◆ Instructions for the task:
Write out the whole listing again, exactly.

[Stored entries]
******
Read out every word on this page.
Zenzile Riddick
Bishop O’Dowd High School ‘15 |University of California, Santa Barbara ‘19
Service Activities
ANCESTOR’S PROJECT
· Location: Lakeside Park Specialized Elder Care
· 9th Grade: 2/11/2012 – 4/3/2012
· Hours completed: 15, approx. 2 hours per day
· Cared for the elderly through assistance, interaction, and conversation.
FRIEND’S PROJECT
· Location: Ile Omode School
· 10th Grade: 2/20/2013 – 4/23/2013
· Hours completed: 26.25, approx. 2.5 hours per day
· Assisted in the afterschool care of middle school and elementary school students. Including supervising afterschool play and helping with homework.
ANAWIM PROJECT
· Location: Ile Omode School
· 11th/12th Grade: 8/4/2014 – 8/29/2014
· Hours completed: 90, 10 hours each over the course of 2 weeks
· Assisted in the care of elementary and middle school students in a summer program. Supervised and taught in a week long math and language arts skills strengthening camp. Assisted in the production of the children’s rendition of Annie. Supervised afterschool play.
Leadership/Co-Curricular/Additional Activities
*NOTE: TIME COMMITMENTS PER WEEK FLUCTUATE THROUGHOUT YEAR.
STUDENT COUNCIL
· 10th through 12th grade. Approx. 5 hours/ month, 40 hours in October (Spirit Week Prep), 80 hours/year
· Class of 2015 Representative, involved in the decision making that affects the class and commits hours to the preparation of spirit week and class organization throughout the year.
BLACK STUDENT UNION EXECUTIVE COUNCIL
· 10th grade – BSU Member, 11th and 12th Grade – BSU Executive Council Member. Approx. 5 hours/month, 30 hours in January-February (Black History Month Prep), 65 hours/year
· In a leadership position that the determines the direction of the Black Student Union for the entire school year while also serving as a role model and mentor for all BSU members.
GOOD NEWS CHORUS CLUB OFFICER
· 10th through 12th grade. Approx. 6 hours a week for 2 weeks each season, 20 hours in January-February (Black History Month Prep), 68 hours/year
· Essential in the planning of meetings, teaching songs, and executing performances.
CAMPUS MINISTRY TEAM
******
◆ Exercise response:
Read out every word on this page.
Zenzile Riddick
Bishop O’Dowd High School ‘15 |University of California, Santa Barbara ‘19
Service Activities
ANCESTOR’S PROJECT
· Location: Lakeside Park Specialized Elder Care
· 9th Grade: 2/11/2012 – 4/3/2012
· Hours completed: 15, approx. 2 hours per day
· Cared for the elderly through assistance, interaction, and conversation.
FRIEND’S PROJECT
· Location: Ile Omode School
· 10th Grade: 2/20/2013 – 4/23/2013
· Hours completed: 26.25, approx. 2.5 hours per day
· Assisted in the afterschool care of middle school and elementary school students. Including supervising afterschool play and helping with homework.
ANAWIM PROJECT
· Location: Ile Omode School
· 11th/12th Grade: 8/4/2014 – 8/29/2014
· Hours completed: 90, 10 hours each over the course of 2 weeks
· Assisted in the care of elementary and middle school students in a summer program. Supervised and taught in a week long math and language arts skills strengthening camp. Assisted in the production of the children’s rendition of Annie. Supervised afterschool play.
Leadership/Co-Curricular/Additional Activities
*NOTE: TIME COMMITMENTS PER WEEK FLUCTUATE THROUGHOUT YEAR.
STUDENT COUNCIL
· 10th through 12th grade. Approx. 5 hours/ month, 40 hours in October (Spirit Week Prep), 80 hours/year
· Class of 2015 Representative, involved in the decision making that affects the class and commits hours to the preparation of spirit week and class organization throughout the year.
BLACK STUDENT UNION EXECUTIVE COUNCIL
· 10th grade – BSU Member, 11th and 12th Grade – BSU Executive Council Member. Approx. 5 hours/month, 30 hours in January-February (Black History Month Prep), 65 hours/year
· In a leadership position that the determines the direction of the Black Student Union for the entire school year while also serving as a role model and mentor for all BSU members.
GOOD NEWS CHORUS CLUB OFFICER
· 10th through 12th grade. Approx. 6 hours a week for 2 weeks each season, 20 hours in January-February (Black History Month Prep), 68 hours/year
· Essential in the planning of meetings, teaching songs, and executing performances.
CAMPUS MINISTRY TEAM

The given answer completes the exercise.